DIRECTIONS FOR THIS TASK:
Produce an exact copy of all the data below, dropping every image.

INPUT FOR THIS TASK:
+-------+
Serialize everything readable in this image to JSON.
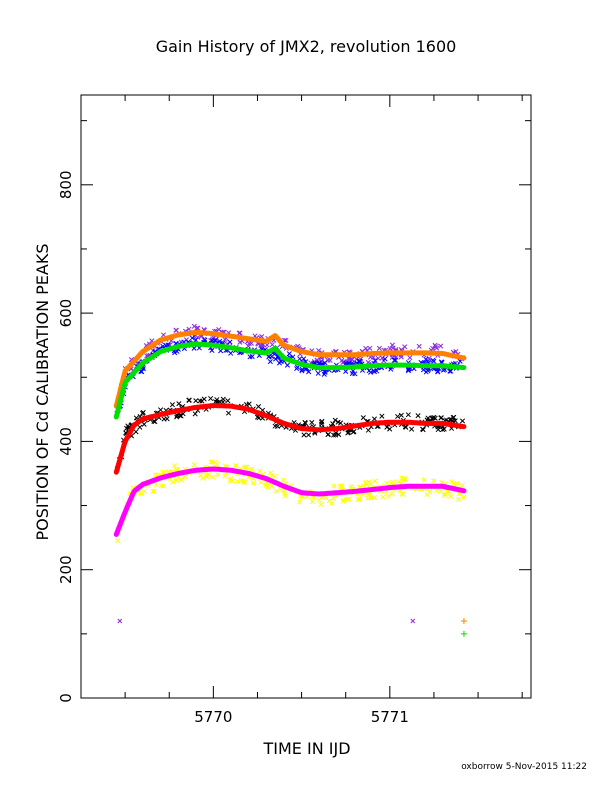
{
  "chart_data": {
    "type": "scatter",
    "title": "Gain History of JMX2, revolution 1600",
    "xlabel": "TIME IN IJD",
    "ylabel": "POSITION OF Cd CALIBRATION PEAKS",
    "xlim": [
      5769.25,
      5771.8
    ],
    "ylim": [
      0,
      940
    ],
    "x_ticks": [
      5770,
      5771
    ],
    "y_ticks": [
      0,
      200,
      400,
      600,
      800
    ],
    "x_tick_labels": [
      "5770",
      "5771"
    ],
    "y_tick_labels": [
      "0",
      "200",
      "400",
      "600",
      "800"
    ],
    "grid": false,
    "legend": "none",
    "series": [
      {
        "color": "#8a2be2",
        "marker": "x",
        "scatter": 12,
        "x": [
          5769.45,
          5769.5,
          5769.6,
          5769.7,
          5769.8,
          5769.9,
          5770.0,
          5770.1,
          5770.2,
          5770.3,
          5770.4,
          5770.5,
          5770.6,
          5770.7,
          5770.8,
          5770.9,
          5771.0,
          5771.1,
          5771.2,
          5771.3,
          5771.42
        ],
        "y": [
          455,
          505,
          535,
          555,
          565,
          570,
          565,
          560,
          555,
          552,
          548,
          535,
          530,
          528,
          530,
          535,
          538,
          540,
          540,
          538,
          530
        ]
      },
      {
        "color": "#0000ff",
        "marker": "x",
        "scatter": 10,
        "x": [
          5769.45,
          5769.5,
          5769.6,
          5769.7,
          5769.8,
          5769.9,
          5770.0,
          5770.1,
          5770.2,
          5770.3,
          5770.4,
          5770.5,
          5770.6,
          5770.7,
          5770.8,
          5770.9,
          5771.0,
          5771.1,
          5771.2,
          5771.3,
          5771.42
        ],
        "y": [
          440,
          490,
          520,
          540,
          550,
          555,
          550,
          545,
          540,
          535,
          530,
          520,
          515,
          512,
          515,
          518,
          520,
          520,
          518,
          518,
          515
        ]
      },
      {
        "color": "#ff8000",
        "marker": "line",
        "scatter": 0,
        "x": [
          5769.45,
          5769.5,
          5769.6,
          5769.7,
          5769.8,
          5769.9,
          5770.0,
          5770.1,
          5770.2,
          5770.3,
          5770.35,
          5770.4,
          5770.5,
          5770.6,
          5770.7,
          5770.8,
          5770.9,
          5771.0,
          5771.1,
          5771.2,
          5771.3,
          5771.42
        ],
        "y": [
          455,
          510,
          540,
          558,
          566,
          570,
          568,
          564,
          560,
          556,
          565,
          550,
          540,
          535,
          535,
          535,
          537,
          538,
          538,
          538,
          537,
          530
        ]
      },
      {
        "color": "#00e000",
        "marker": "line",
        "scatter": 0,
        "x": [
          5769.45,
          5769.5,
          5769.6,
          5769.7,
          5769.8,
          5769.9,
          5770.0,
          5770.1,
          5770.2,
          5770.3,
          5770.35,
          5770.4,
          5770.5,
          5770.6,
          5770.7,
          5770.8,
          5770.9,
          5771.0,
          5771.1,
          5771.2,
          5771.3,
          5771.42
        ],
        "y": [
          438,
          492,
          522,
          540,
          548,
          552,
          550,
          546,
          541,
          538,
          545,
          530,
          520,
          515,
          515,
          516,
          518,
          519,
          519,
          518,
          518,
          515
        ]
      },
      {
        "color": "#000000",
        "marker": "x",
        "scatter": 12,
        "x": [
          5769.45,
          5769.5,
          5769.6,
          5769.7,
          5769.8,
          5769.9,
          5770.0,
          5770.1,
          5770.2,
          5770.3,
          5770.4,
          5770.5,
          5770.6,
          5770.7,
          5770.8,
          5770.9,
          5771.0,
          5771.1,
          5771.2,
          5771.3,
          5771.42
        ],
        "y": [
          350,
          410,
          435,
          445,
          450,
          455,
          455,
          455,
          450,
          440,
          430,
          420,
          420,
          422,
          425,
          428,
          430,
          430,
          430,
          428,
          425
        ]
      },
      {
        "color": "#ff0000",
        "marker": "line",
        "scatter": 0,
        "x": [
          5769.45,
          5769.5,
          5769.55,
          5769.6,
          5769.7,
          5769.8,
          5769.9,
          5770.0,
          5770.1,
          5770.2,
          5770.3,
          5770.4,
          5770.5,
          5770.6,
          5770.7,
          5770.8,
          5770.9,
          5771.0,
          5771.1,
          5771.2,
          5771.3,
          5771.42
        ],
        "y": [
          352,
          400,
          425,
          435,
          442,
          448,
          453,
          456,
          455,
          450,
          440,
          428,
          420,
          418,
          420,
          424,
          428,
          430,
          430,
          428,
          428,
          423
        ]
      },
      {
        "color": "#ffff00",
        "marker": "x",
        "scatter": 14,
        "x": [
          5769.45,
          5769.5,
          5769.6,
          5769.7,
          5769.8,
          5769.9,
          5770.0,
          5770.1,
          5770.2,
          5770.3,
          5770.4,
          5770.5,
          5770.6,
          5770.7,
          5770.8,
          5770.9,
          5771.0,
          5771.1,
          5771.2,
          5771.3,
          5771.42
        ],
        "y": [
          250,
          300,
          330,
          340,
          350,
          355,
          355,
          352,
          348,
          340,
          330,
          318,
          315,
          318,
          322,
          325,
          328,
          330,
          330,
          328,
          322
        ]
      },
      {
        "color": "#ff00ff",
        "marker": "line",
        "scatter": 0,
        "x": [
          5769.45,
          5769.5,
          5769.55,
          5769.6,
          5769.7,
          5769.8,
          5769.9,
          5770.0,
          5770.1,
          5770.2,
          5770.3,
          5770.4,
          5770.5,
          5770.6,
          5770.7,
          5770.8,
          5770.9,
          5771.0,
          5771.1,
          5771.2,
          5771.3,
          5771.42
        ],
        "y": [
          255,
          290,
          322,
          333,
          343,
          350,
          355,
          357,
          355,
          350,
          342,
          330,
          320,
          318,
          320,
          322,
          325,
          328,
          330,
          330,
          330,
          323
        ]
      }
    ],
    "outliers": [
      {
        "x": 5769.47,
        "y": 120,
        "color": "#8a2be2",
        "marker": "x"
      },
      {
        "x": 5771.13,
        "y": 120,
        "color": "#8a2be2",
        "marker": "x"
      },
      {
        "x": 5771.42,
        "y": 120,
        "color": "#ff8000",
        "marker": "+"
      },
      {
        "x": 5771.42,
        "y": 100,
        "color": "#00e000",
        "marker": "+"
      }
    ]
  },
  "footer": {
    "stamp": "oxborrow  5-Nov-2015 11:22"
  }
}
+-------+
SOLUTION FOR THIS EXERCISE:
Serialize everything readable in this image to JSON.
{
  "chart_data": {
    "type": "scatter",
    "title": "Gain History of JMX2, revolution 1600",
    "xlabel": "TIME IN IJD",
    "ylabel": "POSITION OF Cd CALIBRATION PEAKS",
    "xlim": [
      5769.25,
      5771.8
    ],
    "ylim": [
      0,
      940
    ],
    "x_ticks": [
      5770,
      5771
    ],
    "y_ticks": [
      0,
      200,
      400,
      600,
      800
    ],
    "x_tick_labels": [
      "5770",
      "5771"
    ],
    "y_tick_labels": [
      "0",
      "200",
      "400",
      "600",
      "800"
    ],
    "grid": false,
    "legend": "none",
    "series": [
      {
        "color": "#8a2be2",
        "marker": "x",
        "scatter": 12,
        "x": [
          5769.45,
          5769.5,
          5769.6,
          5769.7,
          5769.8,
          5769.9,
          5770.0,
          5770.1,
          5770.2,
          5770.3,
          5770.4,
          5770.5,
          5770.6,
          5770.7,
          5770.8,
          5770.9,
          5771.0,
          5771.1,
          5771.2,
          5771.3,
          5771.42
        ],
        "y": [
          455,
          505,
          535,
          555,
          565,
          570,
          565,
          560,
          555,
          552,
          548,
          535,
          530,
          528,
          530,
          535,
          538,
          540,
          540,
          538,
          530
        ]
      },
      {
        "color": "#0000ff",
        "marker": "x",
        "scatter": 10,
        "x": [
          5769.45,
          5769.5,
          5769.6,
          5769.7,
          5769.8,
          5769.9,
          5770.0,
          5770.1,
          5770.2,
          5770.3,
          5770.4,
          5770.5,
          5770.6,
          5770.7,
          5770.8,
          5770.9,
          5771.0,
          5771.1,
          5771.2,
          5771.3,
          5771.42
        ],
        "y": [
          440,
          490,
          520,
          540,
          550,
          555,
          550,
          545,
          540,
          535,
          530,
          520,
          515,
          512,
          515,
          518,
          520,
          520,
          518,
          518,
          515
        ]
      },
      {
        "color": "#ff8000",
        "marker": "line",
        "scatter": 0,
        "x": [
          5769.45,
          5769.5,
          5769.6,
          5769.7,
          5769.8,
          5769.9,
          5770.0,
          5770.1,
          5770.2,
          5770.3,
          5770.35,
          5770.4,
          5770.5,
          5770.6,
          5770.7,
          5770.8,
          5770.9,
          5771.0,
          5771.1,
          5771.2,
          5771.3,
          5771.42
        ],
        "y": [
          455,
          510,
          540,
          558,
          566,
          570,
          568,
          564,
          560,
          556,
          565,
          550,
          540,
          535,
          535,
          535,
          537,
          538,
          538,
          538,
          537,
          530
        ]
      },
      {
        "color": "#00e000",
        "marker": "line",
        "scatter": 0,
        "x": [
          5769.45,
          5769.5,
          5769.6,
          5769.7,
          5769.8,
          5769.9,
          5770.0,
          5770.1,
          5770.2,
          5770.3,
          5770.35,
          5770.4,
          5770.5,
          5770.6,
          5770.7,
          5770.8,
          5770.9,
          5771.0,
          5771.1,
          5771.2,
          5771.3,
          5771.42
        ],
        "y": [
          438,
          492,
          522,
          540,
          548,
          552,
          550,
          546,
          541,
          538,
          545,
          530,
          520,
          515,
          515,
          516,
          518,
          519,
          519,
          518,
          518,
          515
        ]
      },
      {
        "color": "#000000",
        "marker": "x",
        "scatter": 12,
        "x": [
          5769.45,
          5769.5,
          5769.6,
          5769.7,
          5769.8,
          5769.9,
          5770.0,
          5770.1,
          5770.2,
          5770.3,
          5770.4,
          5770.5,
          5770.6,
          5770.7,
          5770.8,
          5770.9,
          5771.0,
          5771.1,
          5771.2,
          5771.3,
          5771.42
        ],
        "y": [
          350,
          410,
          435,
          445,
          450,
          455,
          455,
          455,
          450,
          440,
          430,
          420,
          420,
          422,
          425,
          428,
          430,
          430,
          430,
          428,
          425
        ]
      },
      {
        "color": "#ff0000",
        "marker": "line",
        "scatter": 0,
        "x": [
          5769.45,
          5769.5,
          5769.55,
          5769.6,
          5769.7,
          5769.8,
          5769.9,
          5770.0,
          5770.1,
          5770.2,
          5770.3,
          5770.4,
          5770.5,
          5770.6,
          5770.7,
          5770.8,
          5770.9,
          5771.0,
          5771.1,
          5771.2,
          5771.3,
          5771.42
        ],
        "y": [
          352,
          400,
          425,
          435,
          442,
          448,
          453,
          456,
          455,
          450,
          440,
          428,
          420,
          418,
          420,
          424,
          428,
          430,
          430,
          428,
          428,
          423
        ]
      },
      {
        "color": "#ffff00",
        "marker": "x",
        "scatter": 14,
        "x": [
          5769.45,
          5769.5,
          5769.6,
          5769.7,
          5769.8,
          5769.9,
          5770.0,
          5770.1,
          5770.2,
          5770.3,
          5770.4,
          5770.5,
          5770.6,
          5770.7,
          5770.8,
          5770.9,
          5771.0,
          5771.1,
          5771.2,
          5771.3,
          5771.42
        ],
        "y": [
          250,
          300,
          330,
          340,
          350,
          355,
          355,
          352,
          348,
          340,
          330,
          318,
          315,
          318,
          322,
          325,
          328,
          330,
          330,
          328,
          322
        ]
      },
      {
        "color": "#ff00ff",
        "marker": "line",
        "scatter": 0,
        "x": [
          5769.45,
          5769.5,
          5769.55,
          5769.6,
          5769.7,
          5769.8,
          5769.9,
          5770.0,
          5770.1,
          5770.2,
          5770.3,
          5770.4,
          5770.5,
          5770.6,
          5770.7,
          5770.8,
          5770.9,
          5771.0,
          5771.1,
          5771.2,
          5771.3,
          5771.42
        ],
        "y": [
          255,
          290,
          322,
          333,
          343,
          350,
          355,
          357,
          355,
          350,
          342,
          330,
          320,
          318,
          320,
          322,
          325,
          328,
          330,
          330,
          330,
          323
        ]
      }
    ],
    "outliers": [
      {
        "x": 5769.47,
        "y": 120,
        "color": "#8a2be2",
        "marker": "x"
      },
      {
        "x": 5771.13,
        "y": 120,
        "color": "#8a2be2",
        "marker": "x"
      },
      {
        "x": 5771.42,
        "y": 120,
        "color": "#ff8000",
        "marker": "+"
      },
      {
        "x": 5771.42,
        "y": 100,
        "color": "#00e000",
        "marker": "+"
      }
    ]
  },
  "footer": {
    "stamp": "oxborrow  5-Nov-2015 11:22"
  }
}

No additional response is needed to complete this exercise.